Records from a collection of figures:
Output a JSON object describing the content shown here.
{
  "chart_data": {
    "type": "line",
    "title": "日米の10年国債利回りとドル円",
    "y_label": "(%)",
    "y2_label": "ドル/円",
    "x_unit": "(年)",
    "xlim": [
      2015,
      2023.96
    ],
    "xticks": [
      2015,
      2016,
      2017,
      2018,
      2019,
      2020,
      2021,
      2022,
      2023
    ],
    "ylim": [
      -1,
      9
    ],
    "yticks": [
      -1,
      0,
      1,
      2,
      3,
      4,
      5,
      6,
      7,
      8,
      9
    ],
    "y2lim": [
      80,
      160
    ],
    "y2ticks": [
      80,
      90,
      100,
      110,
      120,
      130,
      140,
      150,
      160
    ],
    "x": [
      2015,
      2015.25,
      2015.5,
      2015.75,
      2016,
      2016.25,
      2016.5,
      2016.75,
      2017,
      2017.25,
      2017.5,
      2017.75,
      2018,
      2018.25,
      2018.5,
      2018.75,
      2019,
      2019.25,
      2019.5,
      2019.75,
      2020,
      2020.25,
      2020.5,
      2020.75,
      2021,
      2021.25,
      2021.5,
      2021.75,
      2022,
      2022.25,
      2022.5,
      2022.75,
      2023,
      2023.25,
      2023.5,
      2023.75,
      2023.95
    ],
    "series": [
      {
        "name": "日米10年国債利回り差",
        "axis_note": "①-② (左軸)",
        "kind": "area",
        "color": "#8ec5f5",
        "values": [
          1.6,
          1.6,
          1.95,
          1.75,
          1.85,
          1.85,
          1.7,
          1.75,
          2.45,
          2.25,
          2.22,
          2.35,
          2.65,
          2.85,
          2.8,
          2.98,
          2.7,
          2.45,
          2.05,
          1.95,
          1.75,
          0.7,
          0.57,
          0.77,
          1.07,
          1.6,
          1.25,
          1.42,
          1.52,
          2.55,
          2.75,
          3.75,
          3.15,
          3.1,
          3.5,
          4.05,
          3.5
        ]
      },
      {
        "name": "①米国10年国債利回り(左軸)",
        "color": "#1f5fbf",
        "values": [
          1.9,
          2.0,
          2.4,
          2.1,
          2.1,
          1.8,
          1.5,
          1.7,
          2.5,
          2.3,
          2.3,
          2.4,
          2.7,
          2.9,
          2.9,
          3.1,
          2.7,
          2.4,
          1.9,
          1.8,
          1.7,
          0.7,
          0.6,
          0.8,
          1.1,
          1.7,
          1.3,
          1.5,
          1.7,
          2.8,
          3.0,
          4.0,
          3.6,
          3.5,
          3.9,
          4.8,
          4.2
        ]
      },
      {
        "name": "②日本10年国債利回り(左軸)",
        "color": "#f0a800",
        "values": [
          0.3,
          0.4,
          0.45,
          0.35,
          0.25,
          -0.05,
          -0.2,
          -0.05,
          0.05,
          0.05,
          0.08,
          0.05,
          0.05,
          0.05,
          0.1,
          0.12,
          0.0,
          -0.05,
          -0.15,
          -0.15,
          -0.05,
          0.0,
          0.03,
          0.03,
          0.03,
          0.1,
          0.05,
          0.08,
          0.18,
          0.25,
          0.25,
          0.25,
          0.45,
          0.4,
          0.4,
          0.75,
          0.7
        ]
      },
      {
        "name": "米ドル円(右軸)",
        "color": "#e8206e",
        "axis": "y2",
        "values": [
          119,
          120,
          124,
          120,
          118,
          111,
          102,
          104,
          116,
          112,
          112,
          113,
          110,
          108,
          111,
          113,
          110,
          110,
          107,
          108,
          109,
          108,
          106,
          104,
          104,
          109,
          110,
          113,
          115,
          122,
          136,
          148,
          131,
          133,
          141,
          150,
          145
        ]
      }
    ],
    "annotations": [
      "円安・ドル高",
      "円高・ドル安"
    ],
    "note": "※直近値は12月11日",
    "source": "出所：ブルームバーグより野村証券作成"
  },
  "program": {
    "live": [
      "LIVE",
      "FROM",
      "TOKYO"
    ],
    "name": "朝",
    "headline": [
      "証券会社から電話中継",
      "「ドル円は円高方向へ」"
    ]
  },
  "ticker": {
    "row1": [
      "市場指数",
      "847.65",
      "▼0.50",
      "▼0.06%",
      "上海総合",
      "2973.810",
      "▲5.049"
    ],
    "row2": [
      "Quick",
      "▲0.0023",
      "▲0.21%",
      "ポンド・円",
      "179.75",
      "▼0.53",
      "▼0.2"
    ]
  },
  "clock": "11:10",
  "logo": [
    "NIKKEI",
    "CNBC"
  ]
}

▶ **Aim**:
Gather, from the listing above, every line carrying the word "color".

▶ **Exercise answer**:
        "color": "#8ec5f5",
        "color": "#1f5fbf",
        "color": "#f0a800",
        "color": "#e8206e",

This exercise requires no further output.